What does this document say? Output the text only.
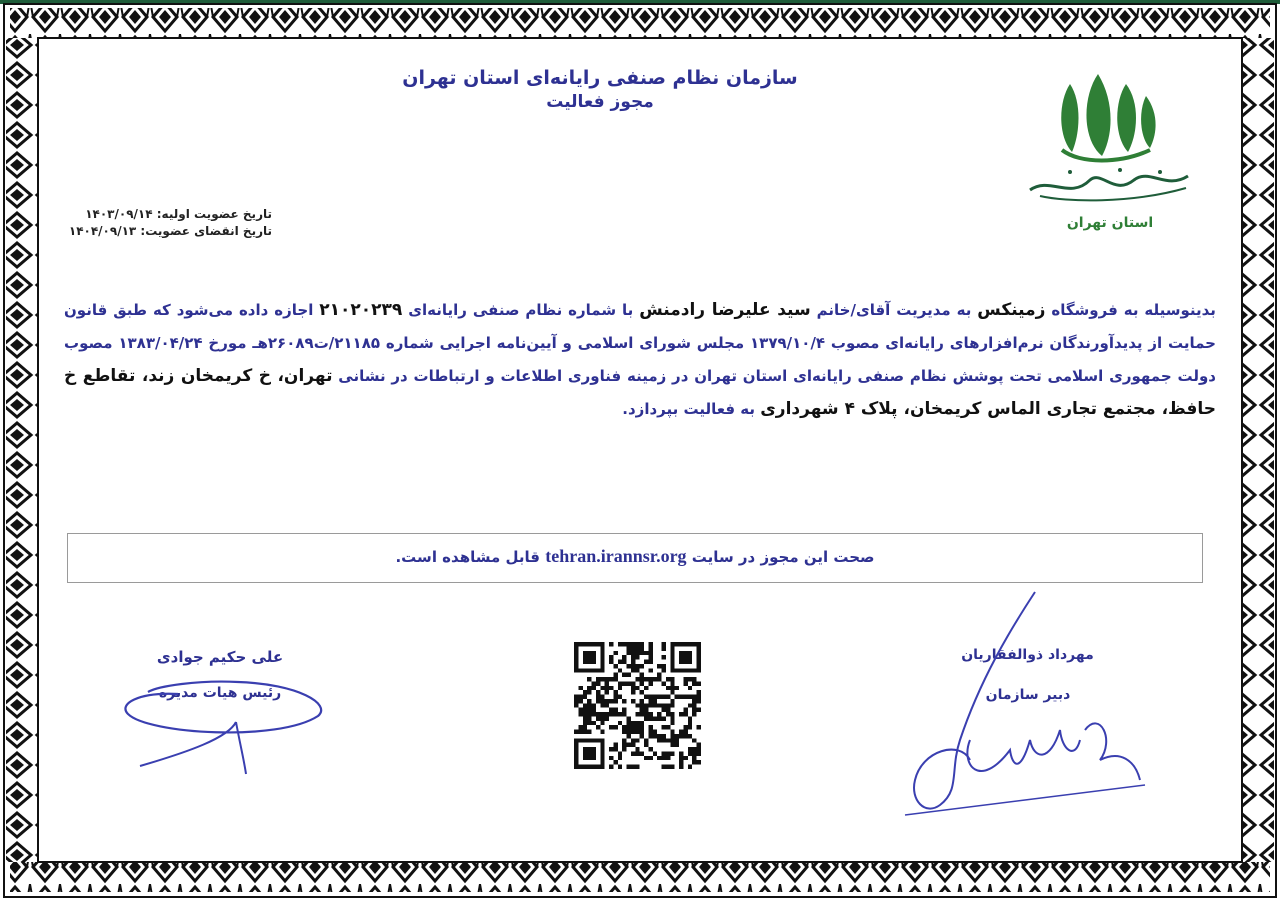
سازمان نظام صنفی رایانه‌ای استان تهران
مجوز فعالیت
استان تهران
تاریخ عضویت اولیه: ۱۴۰۳/۰۹/۱۴
تاریخ انقضای عضویت: ۱۴۰۴/۰۹/۱۳
بدینوسیله به فروشگاه زمینکس به مدیریت آقای/خانم سید علیرضا رادمنش با شماره نظام صنفی رایانه‌ای ۲۱۰۲۰۲۳۹ اجازه داده می‌شود که طبق قانون حمایت از پدیدآورندگان نرم‌افزارهای رایانه‌ای مصوب ۱۳۷۹/۱۰/۴ مجلس شورای اسلامی و آیین‌نامه اجرایی شماره ۲۱۱۸۵/ت۲۶۰۸۹هـ مورخ ۱۳۸۳/۰۴/۲۴ مصوب دولت جمهوری اسلامی تحت پوشش نظام صنفی رایانه‌ای استان تهران در زمینه فناوری اطلاعات و ارتباطات در نشانی تهران، خ کریمخان زند، تقاطع خ حافظ، مجتمع تجاری الماس کریمخان، پلاک ۴ شهرداری به فعالیت بپردازد.
صحت این مجوز در سایت tehran.irannsr.org قابل مشاهده است.
علی حکیم جوادی
رئیس هیات مدیره
مهرداد ذوالفقاریان
دبیر سازمان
★ ★ ★
WHAT IS REQUIRED
Omit the pictures and give the material again, exactly and in full.

EXPECTED ANSWER
What does this document say? Output the text only.
سازمان نظام صنفی رایانه‌ای استان تهران
مجوز فعالیت
استان تهران
تاریخ عضویت اولیه: ۱۴۰۳/۰۹/۱۴
تاریخ انقضای عضویت: ۱۴۰۴/۰۹/۱۳
بدینوسیله به فروشگاه زمینکس به مدیریت آقای/خانم سید علیرضا رادمنش با شماره نظام صنفی رایانه‌ای ۲۱۰۲۰۲۳۹ اجازه داده می‌شود که طبق قانون حمایت از پدیدآورندگان نرم‌افزارهای رایانه‌ای مصوب ۱۳۷۹/۱۰/۴ مجلس شورای اسلامی و آیین‌نامه اجرایی شماره ۲۱۱۸۵/ت۲۶۰۸۹هـ مورخ ۱۳۸۳/۰۴/۲۴ مصوب دولت جمهوری اسلامی تحت پوشش نظام صنفی رایانه‌ای استان تهران در زمینه فناوری اطلاعات و ارتباطات در نشانی تهران، خ کریمخان زند، تقاطع خ حافظ، مجتمع تجاری الماس کریمخان، پلاک ۴ شهرداری به فعالیت بپردازد.
صحت این مجوز در سایت tehran.irannsr.org قابل مشاهده است.
علی حکیم جوادی
رئیس هیات مدیره
مهرداد ذوالفقاریان
دبیر سازمان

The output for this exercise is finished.